> **Data section**:
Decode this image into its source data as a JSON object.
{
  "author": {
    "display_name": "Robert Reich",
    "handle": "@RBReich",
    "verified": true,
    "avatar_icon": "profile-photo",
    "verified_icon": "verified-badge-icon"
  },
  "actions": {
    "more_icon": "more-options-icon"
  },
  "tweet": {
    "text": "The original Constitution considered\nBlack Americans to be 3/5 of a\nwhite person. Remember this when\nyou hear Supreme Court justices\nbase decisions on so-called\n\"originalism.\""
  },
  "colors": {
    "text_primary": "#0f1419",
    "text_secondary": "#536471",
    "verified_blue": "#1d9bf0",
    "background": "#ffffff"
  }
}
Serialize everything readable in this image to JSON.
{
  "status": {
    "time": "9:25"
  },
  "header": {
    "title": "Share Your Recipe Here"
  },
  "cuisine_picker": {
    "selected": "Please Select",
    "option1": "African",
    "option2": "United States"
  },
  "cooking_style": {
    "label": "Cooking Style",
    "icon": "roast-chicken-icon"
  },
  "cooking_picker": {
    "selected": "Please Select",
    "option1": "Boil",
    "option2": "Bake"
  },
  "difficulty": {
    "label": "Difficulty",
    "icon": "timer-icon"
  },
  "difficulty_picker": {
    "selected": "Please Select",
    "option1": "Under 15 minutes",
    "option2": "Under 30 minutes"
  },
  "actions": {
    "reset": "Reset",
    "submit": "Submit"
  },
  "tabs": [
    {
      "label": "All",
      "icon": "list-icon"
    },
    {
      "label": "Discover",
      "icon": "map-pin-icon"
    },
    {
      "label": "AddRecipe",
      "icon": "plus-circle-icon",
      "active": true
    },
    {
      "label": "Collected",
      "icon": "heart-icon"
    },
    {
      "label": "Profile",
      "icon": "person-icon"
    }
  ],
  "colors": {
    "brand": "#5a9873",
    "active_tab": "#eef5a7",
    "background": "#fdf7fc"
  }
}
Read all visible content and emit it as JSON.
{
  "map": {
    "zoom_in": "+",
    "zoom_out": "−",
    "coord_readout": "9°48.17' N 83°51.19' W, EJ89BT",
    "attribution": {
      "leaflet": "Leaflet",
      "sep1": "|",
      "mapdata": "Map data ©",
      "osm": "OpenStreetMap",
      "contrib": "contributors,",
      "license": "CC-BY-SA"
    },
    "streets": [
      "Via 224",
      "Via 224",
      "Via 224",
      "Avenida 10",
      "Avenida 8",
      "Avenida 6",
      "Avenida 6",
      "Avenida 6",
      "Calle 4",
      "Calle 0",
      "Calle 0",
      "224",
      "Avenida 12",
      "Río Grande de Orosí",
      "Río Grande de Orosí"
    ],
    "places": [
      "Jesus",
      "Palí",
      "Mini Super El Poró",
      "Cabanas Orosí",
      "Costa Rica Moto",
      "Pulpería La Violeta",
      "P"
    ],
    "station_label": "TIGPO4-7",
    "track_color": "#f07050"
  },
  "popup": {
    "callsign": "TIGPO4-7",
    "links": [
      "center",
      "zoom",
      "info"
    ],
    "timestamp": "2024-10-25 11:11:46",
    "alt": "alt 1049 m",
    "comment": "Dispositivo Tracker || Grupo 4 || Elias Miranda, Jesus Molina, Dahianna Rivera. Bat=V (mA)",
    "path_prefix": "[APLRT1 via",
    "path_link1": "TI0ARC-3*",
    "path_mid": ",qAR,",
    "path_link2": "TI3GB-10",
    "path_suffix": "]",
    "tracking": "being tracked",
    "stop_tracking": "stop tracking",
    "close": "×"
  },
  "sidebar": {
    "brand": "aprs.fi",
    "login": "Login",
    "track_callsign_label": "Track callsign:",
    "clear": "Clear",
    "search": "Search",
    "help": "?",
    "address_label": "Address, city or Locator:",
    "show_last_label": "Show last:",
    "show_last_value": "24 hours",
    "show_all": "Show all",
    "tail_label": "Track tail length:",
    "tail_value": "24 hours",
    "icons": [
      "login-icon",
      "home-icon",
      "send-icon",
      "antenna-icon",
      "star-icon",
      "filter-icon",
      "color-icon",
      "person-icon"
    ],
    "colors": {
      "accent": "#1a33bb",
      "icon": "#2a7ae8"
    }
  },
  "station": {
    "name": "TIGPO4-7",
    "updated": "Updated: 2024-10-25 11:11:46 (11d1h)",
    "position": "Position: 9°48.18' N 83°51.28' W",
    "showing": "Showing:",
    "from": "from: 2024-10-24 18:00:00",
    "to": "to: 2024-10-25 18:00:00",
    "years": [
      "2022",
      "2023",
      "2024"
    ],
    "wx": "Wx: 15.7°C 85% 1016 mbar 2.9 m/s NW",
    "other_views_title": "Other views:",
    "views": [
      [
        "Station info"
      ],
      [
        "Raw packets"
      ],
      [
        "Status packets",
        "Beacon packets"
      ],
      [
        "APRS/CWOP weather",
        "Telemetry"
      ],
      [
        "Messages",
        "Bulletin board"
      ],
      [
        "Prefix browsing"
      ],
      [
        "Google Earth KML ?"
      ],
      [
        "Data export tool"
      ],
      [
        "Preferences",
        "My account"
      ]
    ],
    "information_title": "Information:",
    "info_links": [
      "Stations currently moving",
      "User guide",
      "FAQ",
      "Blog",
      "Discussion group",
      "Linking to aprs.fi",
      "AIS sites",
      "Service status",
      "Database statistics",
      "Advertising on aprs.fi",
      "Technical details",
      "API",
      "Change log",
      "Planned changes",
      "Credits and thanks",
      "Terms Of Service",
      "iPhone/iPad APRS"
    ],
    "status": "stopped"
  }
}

> **Goal**: Write out every entry again, keeping each line exactly the same.

> **Solution for this problem**:
Decode this image into its source data as a JSON object.
{
  "author": {
    "display_name": "Robert Reich",
    "handle": "@RBReich",
    "verified": true,
    "avatar_icon": "profile-photo",
    "verified_icon": "verified-badge-icon"
  },
  "actions": {
    "more_icon": "more-options-icon"
  },
  "tweet": {
    "text": "The original Constitution considered\nBlack Americans to be 3/5 of a\nwhite person. Remember this when\nyou hear Supreme Court justices\nbase decisions on so-called\n\"originalism.\""
  },
  "colors": {
    "text_primary": "#0f1419",
    "text_secondary": "#536471",
    "verified_blue": "#1d9bf0",
    "background": "#ffffff"
  }
}
Serialize everything readable in this image to JSON.
{
  "status": {
    "time": "9:25"
  },
  "header": {
    "title": "Share Your Recipe Here"
  },
  "cuisine_picker": {
    "selected": "Please Select",
    "option1": "African",
    "option2": "United States"
  },
  "cooking_style": {
    "label": "Cooking Style",
    "icon": "roast-chicken-icon"
  },
  "cooking_picker": {
    "selected": "Please Select",
    "option1": "Boil",
    "option2": "Bake"
  },
  "difficulty": {
    "label": "Difficulty",
    "icon": "timer-icon"
  },
  "difficulty_picker": {
    "selected": "Please Select",
    "option1": "Under 15 minutes",
    "option2": "Under 30 minutes"
  },
  "actions": {
    "reset": "Reset",
    "submit": "Submit"
  },
  "tabs": [
    {
      "label": "All",
      "icon": "list-icon"
    },
    {
      "label": "Discover",
      "icon": "map-pin-icon"
    },
    {
      "label": "AddRecipe",
      "icon": "plus-circle-icon",
      "active": true
    },
    {
      "label": "Collected",
      "icon": "heart-icon"
    },
    {
      "label": "Profile",
      "icon": "person-icon"
    }
  ],
  "colors": {
    "brand": "#5a9873",
    "active_tab": "#eef5a7",
    "background": "#fdf7fc"
  }
}
Read all visible content and emit it as JSON.
{
  "map": {
    "zoom_in": "+",
    "zoom_out": "−",
    "coord_readout": "9°48.17' N 83°51.19' W, EJ89BT",
    "attribution": {
      "leaflet": "Leaflet",
      "sep1": "|",
      "mapdata": "Map data ©",
      "osm": "OpenStreetMap",
      "contrib": "contributors,",
      "license": "CC-BY-SA"
    },
    "streets": [
      "Via 224",
      "Via 224",
      "Via 224",
      "Avenida 10",
      "Avenida 8",
      "Avenida 6",
      "Avenida 6",
      "Avenida 6",
      "Calle 4",
      "Calle 0",
      "Calle 0",
      "224",
      "Avenida 12",
      "Río Grande de Orosí",
      "Río Grande de Orosí"
    ],
    "places": [
      "Jesus",
      "Palí",
      "Mini Super El Poró",
      "Cabanas Orosí",
      "Costa Rica Moto",
      "Pulpería La Violeta",
      "P"
    ],
    "station_label": "TIGPO4-7",
    "track_color": "#f07050"
  },
  "popup": {
    "callsign": "TIGPO4-7",
    "links": [
      "center",
      "zoom",
      "info"
    ],
    "timestamp": "2024-10-25 11:11:46",
    "alt": "alt 1049 m",
    "comment": "Dispositivo Tracker || Grupo 4 || Elias Miranda, Jesus Molina, Dahianna Rivera. Bat=V (mA)",
    "path_prefix": "[APLRT1 via",
    "path_link1": "TI0ARC-3*",
    "path_mid": ",qAR,",
    "path_link2": "TI3GB-10",
    "path_suffix": "]",
    "tracking": "being tracked",
    "stop_tracking": "stop tracking",
    "close": "×"
  },
  "sidebar": {
    "brand": "aprs.fi",
    "login": "Login",
    "track_callsign_label": "Track callsign:",
    "clear": "Clear",
    "search": "Search",
    "help": "?",
    "address_label": "Address, city or Locator:",
    "show_last_label": "Show last:",
    "show_last_value": "24 hours",
    "show_all": "Show all",
    "tail_label": "Track tail length:",
    "tail_value": "24 hours",
    "icons": [
      "login-icon",
      "home-icon",
      "send-icon",
      "antenna-icon",
      "star-icon",
      "filter-icon",
      "color-icon",
      "person-icon"
    ],
    "colors": {
      "accent": "#1a33bb",
      "icon": "#2a7ae8"
    }
  },
  "station": {
    "name": "TIGPO4-7",
    "updated": "Updated: 2024-10-25 11:11:46 (11d1h)",
    "position": "Position: 9°48.18' N 83°51.28' W",
    "showing": "Showing:",
    "from": "from: 2024-10-24 18:00:00",
    "to": "to: 2024-10-25 18:00:00",
    "years": [
      "2022",
      "2023",
      "2024"
    ],
    "wx": "Wx: 15.7°C 85% 1016 mbar 2.9 m/s NW",
    "other_views_title": "Other views:",
    "views": [
      [
        "Station info"
      ],
      [
        "Raw packets"
      ],
      [
        "Status packets",
        "Beacon packets"
      ],
      [
        "APRS/CWOP weather",
        "Telemetry"
      ],
      [
        "Messages",
        "Bulletin board"
      ],
      [
        "Prefix browsing"
      ],
      [
        "Google Earth KML ?"
      ],
      [
        "Data export tool"
      ],
      [
        "Preferences",
        "My account"
      ]
    ],
    "information_title": "Information:",
    "info_links": [
      "Stations currently moving",
      "User guide",
      "FAQ",
      "Blog",
      "Discussion group",
      "Linking to aprs.fi",
      "AIS sites",
      "Service status",
      "Database statistics",
      "Advertising on aprs.fi",
      "Technical details",
      "API",
      "Change log",
      "Planned changes",
      "Credits and thanks",
      "Terms Of Service",
      "iPhone/iPad APRS"
    ],
    "status": "stopped"
  }
}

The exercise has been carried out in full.